:: Some records ::
#####

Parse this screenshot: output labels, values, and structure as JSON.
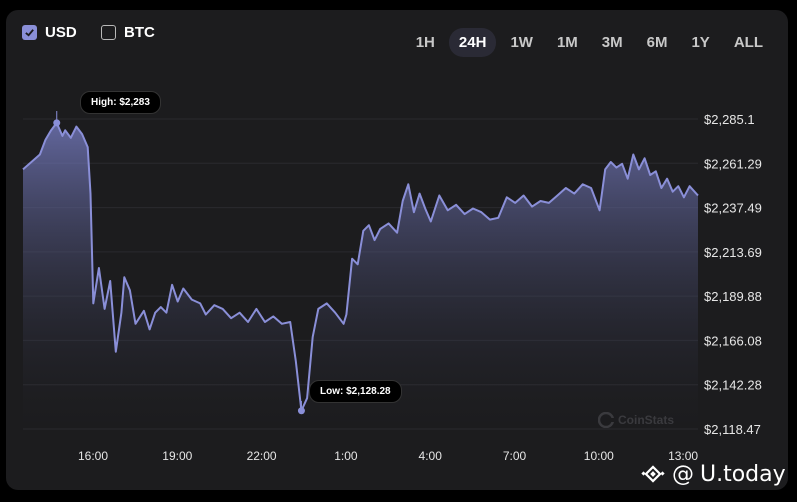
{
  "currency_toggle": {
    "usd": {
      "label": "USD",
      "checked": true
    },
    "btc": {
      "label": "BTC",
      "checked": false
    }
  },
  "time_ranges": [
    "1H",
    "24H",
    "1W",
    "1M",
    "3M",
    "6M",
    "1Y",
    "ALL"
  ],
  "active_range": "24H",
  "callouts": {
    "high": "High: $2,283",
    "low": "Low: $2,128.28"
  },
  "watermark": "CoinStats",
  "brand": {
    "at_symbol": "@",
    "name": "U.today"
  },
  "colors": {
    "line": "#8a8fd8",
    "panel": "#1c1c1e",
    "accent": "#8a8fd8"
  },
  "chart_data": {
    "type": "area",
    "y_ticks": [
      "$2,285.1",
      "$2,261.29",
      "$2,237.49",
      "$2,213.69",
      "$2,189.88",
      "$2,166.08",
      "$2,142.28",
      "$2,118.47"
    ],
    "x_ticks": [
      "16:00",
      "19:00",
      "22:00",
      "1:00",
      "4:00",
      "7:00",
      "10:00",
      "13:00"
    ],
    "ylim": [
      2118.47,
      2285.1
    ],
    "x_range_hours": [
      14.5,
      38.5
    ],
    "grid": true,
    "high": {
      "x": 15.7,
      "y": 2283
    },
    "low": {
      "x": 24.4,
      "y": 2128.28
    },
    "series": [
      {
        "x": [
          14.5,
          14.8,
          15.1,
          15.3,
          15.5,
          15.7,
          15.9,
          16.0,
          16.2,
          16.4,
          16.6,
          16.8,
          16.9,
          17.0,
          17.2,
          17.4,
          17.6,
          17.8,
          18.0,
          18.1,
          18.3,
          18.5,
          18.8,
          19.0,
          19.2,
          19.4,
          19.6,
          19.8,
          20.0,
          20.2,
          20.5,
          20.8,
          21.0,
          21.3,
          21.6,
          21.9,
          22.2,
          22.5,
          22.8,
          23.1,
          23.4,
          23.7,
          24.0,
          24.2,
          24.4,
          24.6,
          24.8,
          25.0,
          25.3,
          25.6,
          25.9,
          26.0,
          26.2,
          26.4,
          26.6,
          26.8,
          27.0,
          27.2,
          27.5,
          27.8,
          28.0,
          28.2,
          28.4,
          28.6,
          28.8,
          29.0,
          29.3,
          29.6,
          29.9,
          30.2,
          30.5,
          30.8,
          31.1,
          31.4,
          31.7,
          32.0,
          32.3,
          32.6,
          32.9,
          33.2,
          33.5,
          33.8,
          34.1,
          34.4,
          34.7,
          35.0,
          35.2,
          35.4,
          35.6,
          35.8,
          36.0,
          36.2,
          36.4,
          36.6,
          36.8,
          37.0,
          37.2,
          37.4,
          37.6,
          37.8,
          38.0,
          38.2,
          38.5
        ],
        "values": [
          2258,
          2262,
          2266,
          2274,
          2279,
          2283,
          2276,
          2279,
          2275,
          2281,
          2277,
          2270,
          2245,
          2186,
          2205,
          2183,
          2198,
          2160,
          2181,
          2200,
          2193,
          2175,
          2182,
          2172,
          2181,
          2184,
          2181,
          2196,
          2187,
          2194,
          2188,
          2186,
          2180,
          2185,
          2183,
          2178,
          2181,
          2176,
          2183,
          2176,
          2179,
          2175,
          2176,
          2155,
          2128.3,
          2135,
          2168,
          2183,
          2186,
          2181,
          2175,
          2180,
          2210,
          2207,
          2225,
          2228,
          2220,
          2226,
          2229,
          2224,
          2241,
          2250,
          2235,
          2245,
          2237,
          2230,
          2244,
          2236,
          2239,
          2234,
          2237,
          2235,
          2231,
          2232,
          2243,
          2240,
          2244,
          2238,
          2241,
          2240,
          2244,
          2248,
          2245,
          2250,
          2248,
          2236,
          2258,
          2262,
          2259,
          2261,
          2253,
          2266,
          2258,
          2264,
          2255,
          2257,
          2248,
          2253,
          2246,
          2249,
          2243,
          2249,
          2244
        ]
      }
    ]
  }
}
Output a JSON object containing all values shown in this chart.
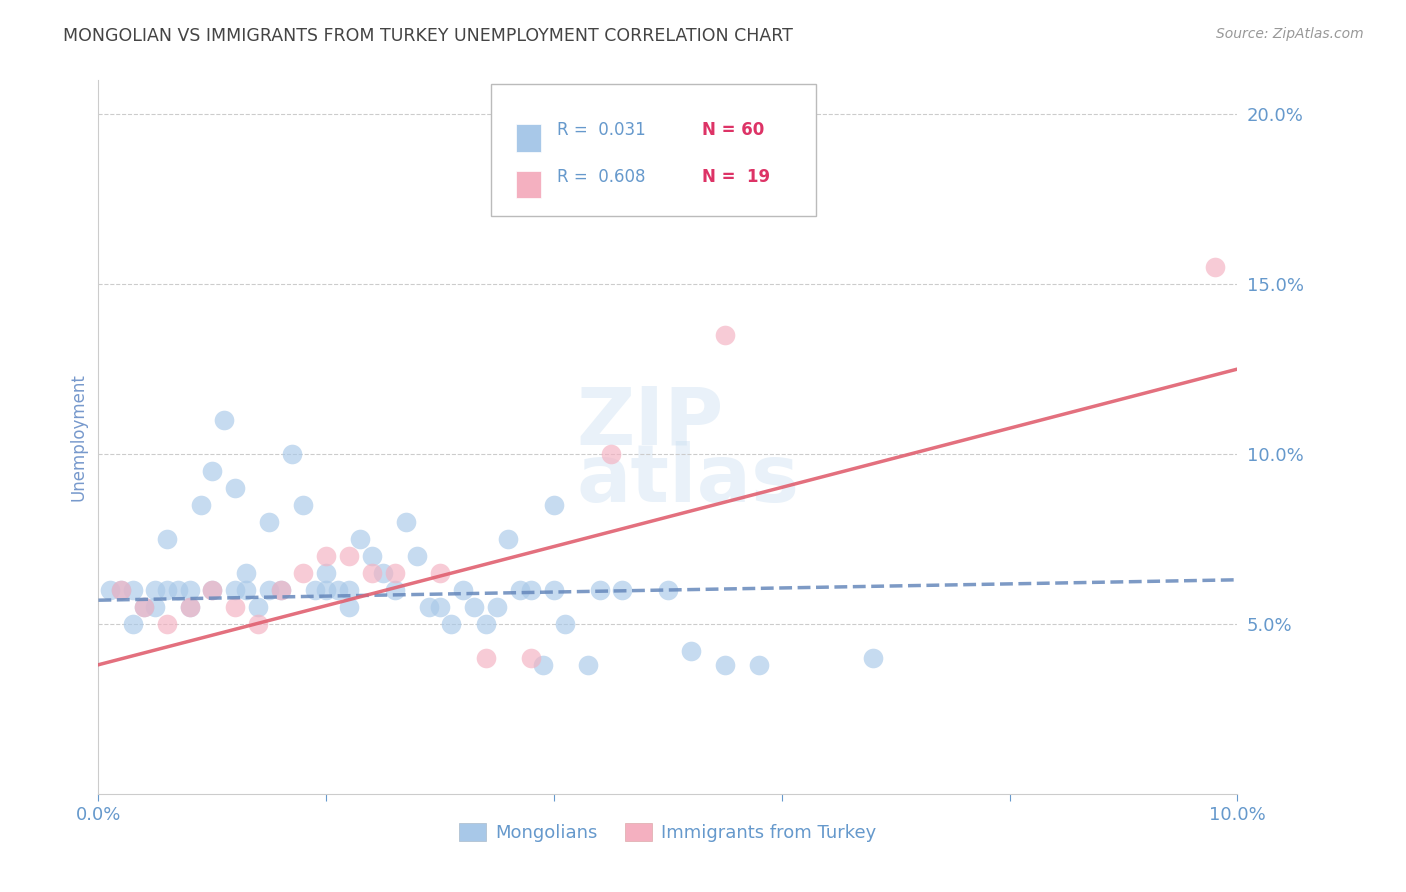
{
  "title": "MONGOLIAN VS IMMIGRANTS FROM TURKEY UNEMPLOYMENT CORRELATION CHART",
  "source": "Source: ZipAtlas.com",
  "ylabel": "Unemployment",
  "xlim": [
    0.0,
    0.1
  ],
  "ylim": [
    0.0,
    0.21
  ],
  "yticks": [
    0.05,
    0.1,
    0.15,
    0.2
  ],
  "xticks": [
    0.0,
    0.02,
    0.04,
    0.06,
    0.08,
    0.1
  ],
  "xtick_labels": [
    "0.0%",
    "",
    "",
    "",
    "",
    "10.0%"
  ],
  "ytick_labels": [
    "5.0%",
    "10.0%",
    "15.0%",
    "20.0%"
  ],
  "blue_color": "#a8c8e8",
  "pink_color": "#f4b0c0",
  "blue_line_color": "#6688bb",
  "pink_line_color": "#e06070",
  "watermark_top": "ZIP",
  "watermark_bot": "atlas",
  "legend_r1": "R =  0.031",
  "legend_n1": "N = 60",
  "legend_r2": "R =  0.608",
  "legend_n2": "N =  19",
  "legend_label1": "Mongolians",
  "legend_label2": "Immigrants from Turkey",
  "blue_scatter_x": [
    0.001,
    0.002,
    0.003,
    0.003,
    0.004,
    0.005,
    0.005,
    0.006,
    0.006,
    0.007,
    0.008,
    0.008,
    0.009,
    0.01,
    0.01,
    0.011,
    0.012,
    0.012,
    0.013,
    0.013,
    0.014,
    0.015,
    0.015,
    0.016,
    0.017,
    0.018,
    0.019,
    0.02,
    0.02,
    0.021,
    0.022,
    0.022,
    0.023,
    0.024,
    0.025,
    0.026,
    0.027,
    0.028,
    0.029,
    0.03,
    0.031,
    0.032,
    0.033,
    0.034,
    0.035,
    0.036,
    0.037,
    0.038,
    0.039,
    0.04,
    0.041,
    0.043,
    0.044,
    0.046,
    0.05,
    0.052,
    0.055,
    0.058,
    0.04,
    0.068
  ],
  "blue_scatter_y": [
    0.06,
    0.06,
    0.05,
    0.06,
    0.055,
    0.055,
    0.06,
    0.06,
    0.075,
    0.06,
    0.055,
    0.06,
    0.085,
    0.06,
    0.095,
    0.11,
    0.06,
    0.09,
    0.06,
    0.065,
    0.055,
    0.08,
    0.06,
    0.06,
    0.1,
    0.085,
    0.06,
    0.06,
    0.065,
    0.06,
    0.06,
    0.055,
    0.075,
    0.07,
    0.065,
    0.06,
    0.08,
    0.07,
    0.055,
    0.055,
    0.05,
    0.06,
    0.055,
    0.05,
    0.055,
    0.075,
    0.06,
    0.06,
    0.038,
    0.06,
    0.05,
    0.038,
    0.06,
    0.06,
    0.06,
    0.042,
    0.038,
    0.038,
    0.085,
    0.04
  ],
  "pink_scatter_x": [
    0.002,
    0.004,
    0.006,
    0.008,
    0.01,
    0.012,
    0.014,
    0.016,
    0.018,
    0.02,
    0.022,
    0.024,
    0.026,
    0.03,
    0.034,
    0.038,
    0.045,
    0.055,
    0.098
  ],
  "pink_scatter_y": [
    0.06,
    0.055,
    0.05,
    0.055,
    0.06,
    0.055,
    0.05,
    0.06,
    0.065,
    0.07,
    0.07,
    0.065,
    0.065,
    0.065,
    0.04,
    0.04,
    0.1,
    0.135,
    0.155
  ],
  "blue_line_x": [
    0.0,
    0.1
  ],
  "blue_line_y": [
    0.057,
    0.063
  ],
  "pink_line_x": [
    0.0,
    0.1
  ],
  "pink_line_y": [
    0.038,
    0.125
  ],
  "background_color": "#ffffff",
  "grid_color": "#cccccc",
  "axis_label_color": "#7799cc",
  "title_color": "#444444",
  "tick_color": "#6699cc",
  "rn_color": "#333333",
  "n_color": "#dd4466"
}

#####

:: Exercise aim ::
Isolate the lines that hold the word "values" and copy all of them.

:: Response ::
Parse this screenshot: output labels, values, and structure as JSON.
        "values": [
Output a JSON object containing all values shown in this chart.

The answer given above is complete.